-- START Records for this exercise --

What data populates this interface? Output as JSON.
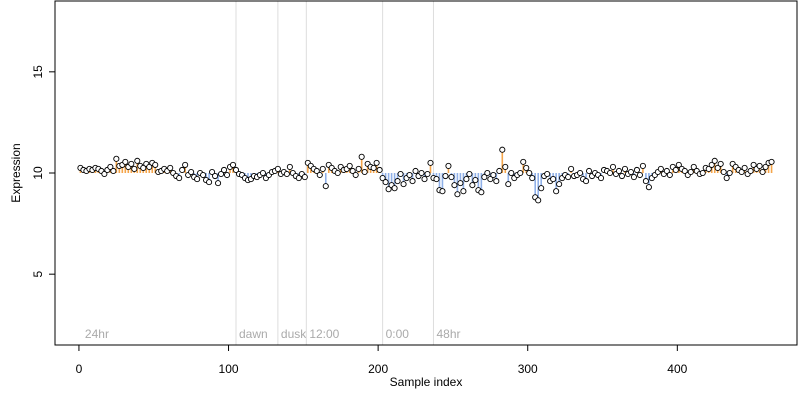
{
  "chart_data": {
    "type": "scatter",
    "title": "",
    "xlabel": "Sample index",
    "ylabel": "Expression",
    "xlim": [
      -16,
      480
    ],
    "ylim": [
      1.5,
      18.5
    ],
    "x_ticks": [
      0,
      100,
      200,
      300,
      400
    ],
    "y_ticks": [
      5,
      10,
      15
    ],
    "grid": false,
    "baseline": 10,
    "n_points": 463,
    "colors": {
      "above_baseline": "#f5a54a",
      "below_baseline": "#8fb0e8",
      "point_fill": "#ffffff",
      "point_stroke": "#000000",
      "phase_line": "#dddddd",
      "phase_label": "#aaaaaa"
    },
    "phase_markers": [
      {
        "label": "24hr",
        "x": 2
      },
      {
        "label": "dawn",
        "x": 105
      },
      {
        "label": "dusk",
        "x": 133
      },
      {
        "label": "12:00",
        "x": 152
      },
      {
        "label": "0:00",
        "x": 203
      },
      {
        "label": "48hr",
        "x": 237
      }
    ],
    "series_values": [
      [
        1,
        10.25
      ],
      [
        3,
        10.15
      ],
      [
        5,
        10.1
      ],
      [
        7,
        10.2
      ],
      [
        9,
        10.15
      ],
      [
        11,
        10.25
      ],
      [
        13,
        10.2
      ],
      [
        15,
        10.1
      ],
      [
        17,
        9.95
      ],
      [
        19,
        10.15
      ],
      [
        21,
        10.3
      ],
      [
        23,
        10.1
      ],
      [
        25,
        10.7
      ],
      [
        27,
        10.35
      ],
      [
        29,
        10.4
      ],
      [
        31,
        10.55
      ],
      [
        33,
        10.3
      ],
      [
        35,
        10.45
      ],
      [
        37,
        10.2
      ],
      [
        39,
        10.6
      ],
      [
        41,
        10.35
      ],
      [
        43,
        10.25
      ],
      [
        45,
        10.45
      ],
      [
        47,
        10.3
      ],
      [
        49,
        10.5
      ],
      [
        51,
        10.4
      ],
      [
        53,
        10.05
      ],
      [
        55,
        10.1
      ],
      [
        57,
        10.2
      ],
      [
        59,
        10.1
      ],
      [
        61,
        10.25
      ],
      [
        63,
        10.0
      ],
      [
        65,
        9.85
      ],
      [
        67,
        9.75
      ],
      [
        69,
        10.15
      ],
      [
        71,
        10.4
      ],
      [
        73,
        9.9
      ],
      [
        75,
        10.05
      ],
      [
        77,
        9.8
      ],
      [
        79,
        9.7
      ],
      [
        81,
        10.0
      ],
      [
        83,
        9.9
      ],
      [
        85,
        9.65
      ],
      [
        87,
        9.55
      ],
      [
        89,
        10.05
      ],
      [
        91,
        9.85
      ],
      [
        93,
        9.5
      ],
      [
        95,
        9.95
      ],
      [
        97,
        10.15
      ],
      [
        99,
        9.9
      ],
      [
        101,
        10.3
      ],
      [
        103,
        10.4
      ],
      [
        105,
        10.15
      ],
      [
        107,
        9.95
      ],
      [
        109,
        9.9
      ],
      [
        111,
        9.75
      ],
      [
        113,
        9.65
      ],
      [
        115,
        9.7
      ],
      [
        117,
        9.85
      ],
      [
        119,
        9.8
      ],
      [
        121,
        9.9
      ],
      [
        123,
        10.0
      ],
      [
        125,
        9.75
      ],
      [
        127,
        9.9
      ],
      [
        129,
        10.05
      ],
      [
        131,
        10.1
      ],
      [
        133,
        10.2
      ],
      [
        135,
        9.95
      ],
      [
        137,
        10.05
      ],
      [
        139,
        9.95
      ],
      [
        141,
        10.3
      ],
      [
        143,
        10.0
      ],
      [
        145,
        9.85
      ],
      [
        147,
        9.75
      ],
      [
        149,
        9.95
      ],
      [
        151,
        9.8
      ],
      [
        153,
        10.5
      ],
      [
        155,
        10.35
      ],
      [
        157,
        10.2
      ],
      [
        159,
        10.1
      ],
      [
        161,
        9.9
      ],
      [
        163,
        10.2
      ],
      [
        165,
        9.35
      ],
      [
        167,
        10.4
      ],
      [
        169,
        10.25
      ],
      [
        171,
        10.1
      ],
      [
        173,
        10.0
      ],
      [
        175,
        10.3
      ],
      [
        177,
        10.15
      ],
      [
        179,
        10.2
      ],
      [
        181,
        10.35
      ],
      [
        183,
        10.1
      ],
      [
        185,
        9.9
      ],
      [
        187,
        10.2
      ],
      [
        189,
        10.8
      ],
      [
        191,
        10.05
      ],
      [
        193,
        10.45
      ],
      [
        195,
        10.3
      ],
      [
        197,
        10.25
      ],
      [
        199,
        10.5
      ],
      [
        201,
        10.15
      ],
      [
        203,
        9.75
      ],
      [
        205,
        9.55
      ],
      [
        207,
        9.2
      ],
      [
        209,
        9.4
      ],
      [
        211,
        9.25
      ],
      [
        213,
        9.6
      ],
      [
        215,
        9.95
      ],
      [
        217,
        9.45
      ],
      [
        219,
        9.75
      ],
      [
        221,
        9.9
      ],
      [
        223,
        9.6
      ],
      [
        225,
        10.1
      ],
      [
        227,
        9.85
      ],
      [
        229,
        10.0
      ],
      [
        231,
        9.7
      ],
      [
        233,
        9.95
      ],
      [
        235,
        10.5
      ],
      [
        237,
        9.75
      ],
      [
        239,
        9.7
      ],
      [
        241,
        9.15
      ],
      [
        243,
        9.1
      ],
      [
        245,
        9.85
      ],
      [
        247,
        10.35
      ],
      [
        249,
        9.8
      ],
      [
        251,
        9.4
      ],
      [
        253,
        8.95
      ],
      [
        255,
        9.5
      ],
      [
        257,
        9.1
      ],
      [
        259,
        9.7
      ],
      [
        261,
        9.95
      ],
      [
        263,
        9.4
      ],
      [
        265,
        9.65
      ],
      [
        267,
        9.15
      ],
      [
        269,
        9.05
      ],
      [
        271,
        9.8
      ],
      [
        273,
        10.0
      ],
      [
        275,
        9.7
      ],
      [
        277,
        9.9
      ],
      [
        279,
        9.6
      ],
      [
        281,
        10.1
      ],
      [
        283,
        11.15
      ],
      [
        285,
        10.3
      ],
      [
        287,
        9.45
      ],
      [
        289,
        10.0
      ],
      [
        291,
        9.75
      ],
      [
        293,
        9.9
      ],
      [
        295,
        10.0
      ],
      [
        297,
        10.55
      ],
      [
        299,
        10.25
      ],
      [
        301,
        10.0
      ],
      [
        303,
        9.75
      ],
      [
        305,
        8.8
      ],
      [
        307,
        8.65
      ],
      [
        309,
        9.25
      ],
      [
        311,
        9.85
      ],
      [
        313,
        9.95
      ],
      [
        315,
        9.6
      ],
      [
        317,
        9.7
      ],
      [
        319,
        9.1
      ],
      [
        321,
        9.45
      ],
      [
        323,
        9.75
      ],
      [
        325,
        9.9
      ],
      [
        327,
        9.8
      ],
      [
        329,
        10.2
      ],
      [
        331,
        9.85
      ],
      [
        333,
        9.9
      ],
      [
        335,
        10.0
      ],
      [
        337,
        9.7
      ],
      [
        339,
        9.6
      ],
      [
        341,
        10.1
      ],
      [
        343,
        9.85
      ],
      [
        345,
        10.0
      ],
      [
        347,
        9.9
      ],
      [
        349,
        9.75
      ],
      [
        351,
        10.15
      ],
      [
        353,
        10.1
      ],
      [
        355,
        10.0
      ],
      [
        357,
        10.3
      ],
      [
        359,
        9.95
      ],
      [
        361,
        10.1
      ],
      [
        363,
        9.85
      ],
      [
        365,
        10.2
      ],
      [
        367,
        9.95
      ],
      [
        369,
        10.05
      ],
      [
        371,
        9.8
      ],
      [
        373,
        10.15
      ],
      [
        375,
        9.9
      ],
      [
        377,
        10.35
      ],
      [
        379,
        9.6
      ],
      [
        381,
        9.3
      ],
      [
        383,
        9.75
      ],
      [
        385,
        9.9
      ],
      [
        387,
        10.05
      ],
      [
        389,
        10.2
      ],
      [
        391,
        9.95
      ],
      [
        393,
        10.1
      ],
      [
        395,
        9.9
      ],
      [
        397,
        10.3
      ],
      [
        399,
        10.15
      ],
      [
        401,
        10.4
      ],
      [
        403,
        10.2
      ],
      [
        405,
        10.1
      ],
      [
        407,
        9.9
      ],
      [
        409,
        10.05
      ],
      [
        411,
        10.3
      ],
      [
        413,
        10.1
      ],
      [
        415,
        9.95
      ],
      [
        417,
        10.0
      ],
      [
        419,
        10.25
      ],
      [
        421,
        10.2
      ],
      [
        423,
        10.4
      ],
      [
        425,
        10.6
      ],
      [
        427,
        10.25
      ],
      [
        429,
        10.45
      ],
      [
        431,
        10.05
      ],
      [
        433,
        9.75
      ],
      [
        435,
        10.0
      ],
      [
        437,
        10.45
      ],
      [
        439,
        10.3
      ],
      [
        441,
        10.15
      ],
      [
        443,
        10.05
      ],
      [
        445,
        10.25
      ],
      [
        447,
        9.95
      ],
      [
        449,
        10.1
      ],
      [
        451,
        10.4
      ],
      [
        453,
        10.2
      ],
      [
        455,
        10.35
      ],
      [
        457,
        10.05
      ],
      [
        459,
        10.3
      ],
      [
        461,
        10.5
      ],
      [
        463,
        10.55
      ]
    ]
  }
}
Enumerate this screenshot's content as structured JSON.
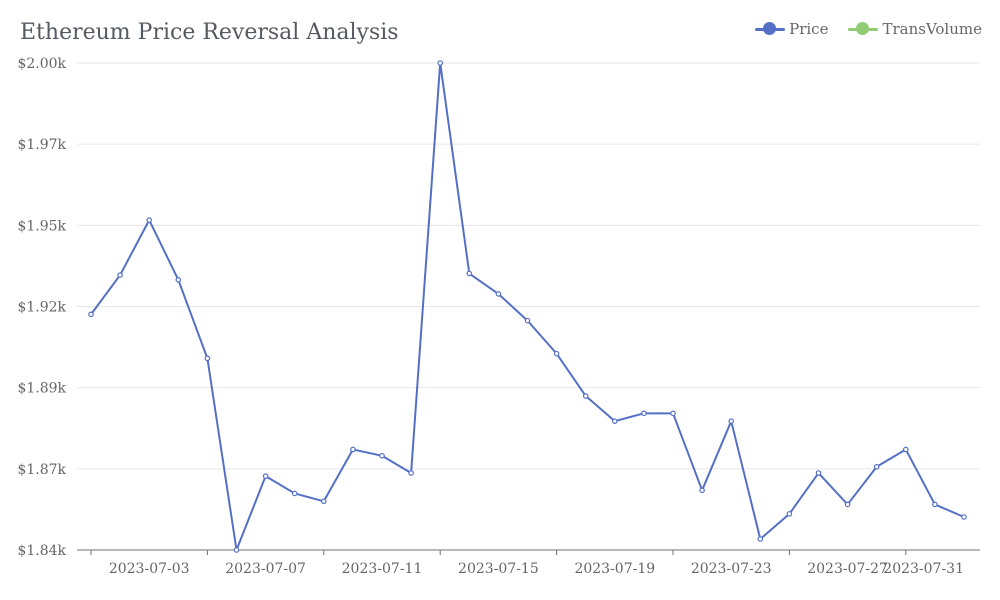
{
  "chart_data": {
    "type": "line",
    "title": "Ethereum Price Reversal Analysis",
    "legend": [
      {
        "name": "Price",
        "color": "#5470c6"
      },
      {
        "name": "TransVolume",
        "color": "#91cc75"
      }
    ],
    "legend_position": "top-right",
    "grid": true,
    "y_ticks": [
      "$1.84k",
      "$1.87k",
      "$1.89k",
      "$1.92k",
      "$1.95k",
      "$1.97k",
      "$2.00k"
    ],
    "ylim": [
      1845,
      2000
    ],
    "x_ticks": [
      "2023-07-03",
      "2023-07-07",
      "2023-07-11",
      "2023-07-15",
      "2023-07-19",
      "2023-07-23",
      "2023-07-27",
      "2023-07-31"
    ],
    "x_dates": [
      "2023-07-01",
      "2023-07-02",
      "2023-07-03",
      "2023-07-04",
      "2023-07-05",
      "2023-07-06",
      "2023-07-07",
      "2023-07-08",
      "2023-07-09",
      "2023-07-10",
      "2023-07-11",
      "2023-07-12",
      "2023-07-13",
      "2023-07-14",
      "2023-07-15",
      "2023-07-16",
      "2023-07-17",
      "2023-07-18",
      "2023-07-19",
      "2023-07-20",
      "2023-07-21",
      "2023-07-22",
      "2023-07-23",
      "2023-07-24",
      "2023-07-25",
      "2023-07-26",
      "2023-07-27",
      "2023-07-28",
      "2023-07-29",
      "2023-07-30",
      "2023-07-31"
    ],
    "series": [
      {
        "name": "Price",
        "color": "#5470c6",
        "values": [
          1920,
          1932.5,
          1950,
          1931,
          1906,
          1845,
          1868.5,
          1863,
          1860.5,
          1877,
          1875,
          1869.5,
          2000,
          1933,
          1926.5,
          1918,
          1907.5,
          1894,
          1886,
          1888.5,
          1888.5,
          1864,
          1886,
          1848.5,
          1856.5,
          1869.5,
          1859.5,
          1871.5,
          1877,
          1859.5,
          1855.5
        ]
      }
    ]
  }
}
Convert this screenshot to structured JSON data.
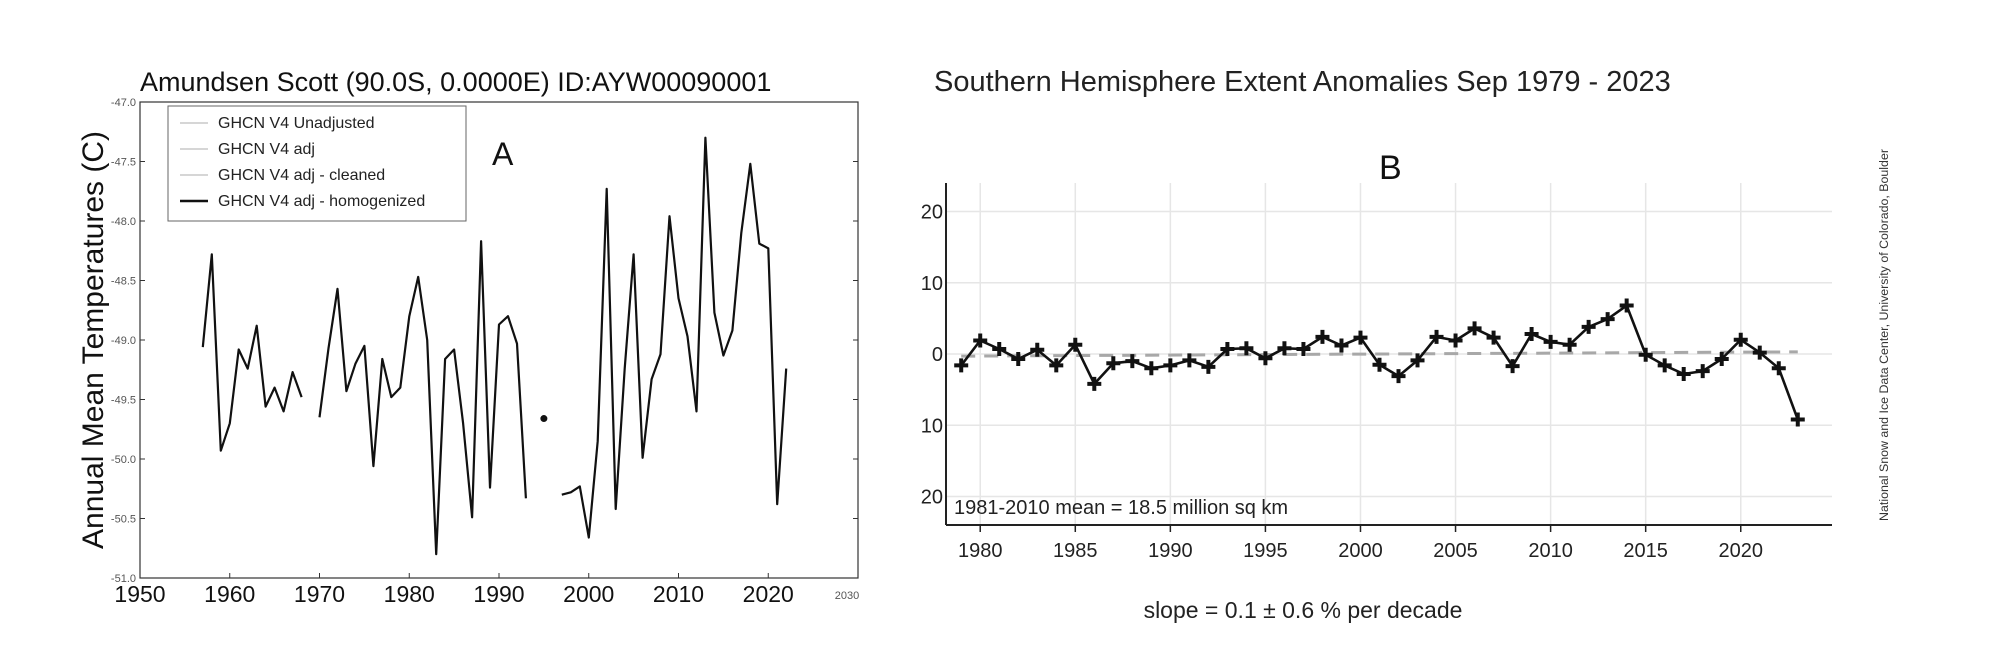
{
  "panel_a": {
    "title": "Amundsen Scott (90.0S, 0.0000E) ID:AYW00090001",
    "label": "A"
  },
  "panel_b": {
    "title": "Southern Hemisphere Extent Anomalies Sep 1979 - 2023",
    "label": "B",
    "credit": "National Snow and Ice Data Center, University of Colorado, Boulder"
  },
  "chart_data": [
    {
      "type": "line",
      "title": "Amundsen Scott (90.0S, 0.0000E) ID:AYW00090001",
      "xlabel": "",
      "ylabel": "Annual Mean Temperatures (C)",
      "xlim": [
        1950,
        2030
      ],
      "ylim": [
        -51.0,
        -47.0
      ],
      "xticks": [
        "1950",
        "1960",
        "1970",
        "1980",
        "1990",
        "2000",
        "2010",
        "2020"
      ],
      "xtick_extra": "2030",
      "yticks": [
        "-47.0",
        "-47.5",
        "-48.0",
        "-48.5",
        "-49.0",
        "-49.5",
        "-50.0",
        "-50.5",
        "-51.0"
      ],
      "legend_position": "upper-left",
      "colors": {
        "line": "#111111",
        "faint": "#d6d6d6"
      },
      "series": [
        {
          "name": "GHCN V4 Unadjusted",
          "values": []
        },
        {
          "name": "GHCN V4 adj",
          "values": []
        },
        {
          "name": "GHCN V4 adj - cleaned",
          "values": []
        },
        {
          "name": "GHCN V4 adj - homogenized",
          "segments": [
            {
              "x": [
                1957,
                1958,
                1959,
                1960,
                1961,
                1962,
                1963,
                1964,
                1965,
                1966,
                1967,
                1968
              ],
              "y": [
                -49.06,
                -48.28,
                -49.93,
                -49.7,
                -49.08,
                -49.24,
                -48.88,
                -49.56,
                -49.4,
                -49.6,
                -49.27,
                -49.48
              ]
            },
            {
              "x": [
                1970,
                1971,
                1972,
                1973,
                1974,
                1975,
                1976,
                1977,
                1978,
                1979,
                1980,
                1981,
                1982,
                1983,
                1984,
                1985,
                1986,
                1987,
                1988,
                1989,
                1990,
                1991,
                1992,
                1993
              ],
              "y": [
                -49.65,
                -49.07,
                -48.57,
                -49.43,
                -49.2,
                -49.05,
                -50.06,
                -49.16,
                -49.48,
                -49.4,
                -48.8,
                -48.47,
                -49.0,
                -50.8,
                -49.16,
                -49.08,
                -49.7,
                -50.49,
                -48.17,
                -50.24,
                -48.87,
                -48.8,
                -49.03,
                -50.33
              ]
            },
            {
              "x": [
                1995
              ],
              "y": [
                -49.66
              ]
            },
            {
              "x": [
                1997,
                1998,
                1999,
                2000,
                2001,
                2002,
                2003,
                2004,
                2005,
                2006,
                2007,
                2008,
                2009,
                2010,
                2011,
                2012,
                2013,
                2014,
                2015,
                2016,
                2017,
                2018,
                2019,
                2020,
                2021,
                2022
              ],
              "y": [
                -50.3,
                -50.28,
                -50.23,
                -50.66,
                -49.85,
                -47.73,
                -50.42,
                -49.24,
                -48.28,
                -49.99,
                -49.33,
                -49.12,
                -47.96,
                -48.65,
                -48.97,
                -49.6,
                -47.3,
                -48.77,
                -49.13,
                -48.92,
                -48.1,
                -47.52,
                -48.19,
                -48.23,
                -50.38,
                -49.24
              ]
            }
          ]
        }
      ]
    },
    {
      "type": "line",
      "title": "Southern Hemisphere Extent Anomalies Sep 1979 - 2023",
      "xlabel": "slope = 0.1 ± 0.6 % per decade",
      "ylabel": "",
      "xlim": [
        1978.2,
        2024.8
      ],
      "ylim": [
        -24,
        24
      ],
      "xticks": [
        "1980",
        "1985",
        "1990",
        "1995",
        "2000",
        "2005",
        "2010",
        "2015",
        "2020"
      ],
      "yticks": [
        "20",
        "10",
        "0",
        "10",
        "20"
      ],
      "annotation": "1981-2010 mean = 18.5 million sq km",
      "trend": {
        "x": [
          1979,
          2023
        ],
        "y": [
          -0.3,
          0.3
        ]
      },
      "grid": true,
      "colors": {
        "line": "#111111",
        "trend": "#a8a8a8",
        "grid": "#e6e6e6"
      },
      "series": [
        {
          "name": "",
          "x": [
            1979,
            1980,
            1981,
            1982,
            1983,
            1984,
            1985,
            1986,
            1987,
            1988,
            1989,
            1990,
            1991,
            1992,
            1993,
            1994,
            1995,
            1996,
            1997,
            1998,
            1999,
            2000,
            2001,
            2002,
            2003,
            2004,
            2005,
            2006,
            2007,
            2008,
            2009,
            2010,
            2011,
            2012,
            2013,
            2014,
            2015,
            2016,
            2017,
            2018,
            2019,
            2020,
            2021,
            2022,
            2023
          ],
          "y": [
            -1.6,
            1.9,
            0.7,
            -0.7,
            0.6,
            -1.6,
            1.3,
            -4.2,
            -1.3,
            -1.0,
            -2.0,
            -1.6,
            -0.9,
            -1.8,
            0.7,
            0.8,
            -0.6,
            0.8,
            0.7,
            2.4,
            1.2,
            2.3,
            -1.5,
            -3.1,
            -0.9,
            2.4,
            1.9,
            3.6,
            2.3,
            -1.7,
            2.8,
            1.7,
            1.3,
            3.8,
            4.9,
            6.8,
            -0.1,
            -1.6,
            -2.8,
            -2.4,
            -0.7,
            2.0,
            0.2,
            -2.0,
            -9.2
          ]
        }
      ]
    }
  ]
}
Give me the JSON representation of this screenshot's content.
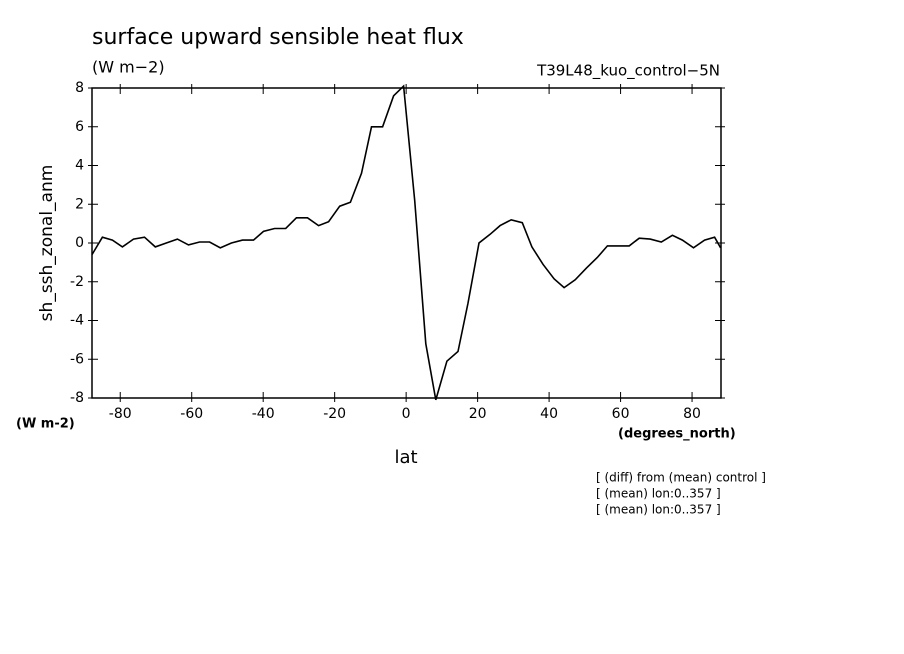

-- END Records for this exercise --

#### Your goal
Out of the material above, gather each line where "JSON" appears.

#### Response
What data populates this interface? Output as JSON.
Enumerate this screenshot's content as structured JSON.
Convert this screenshot to structured JSON data.
Give me the JSON representation of this screenshot's content.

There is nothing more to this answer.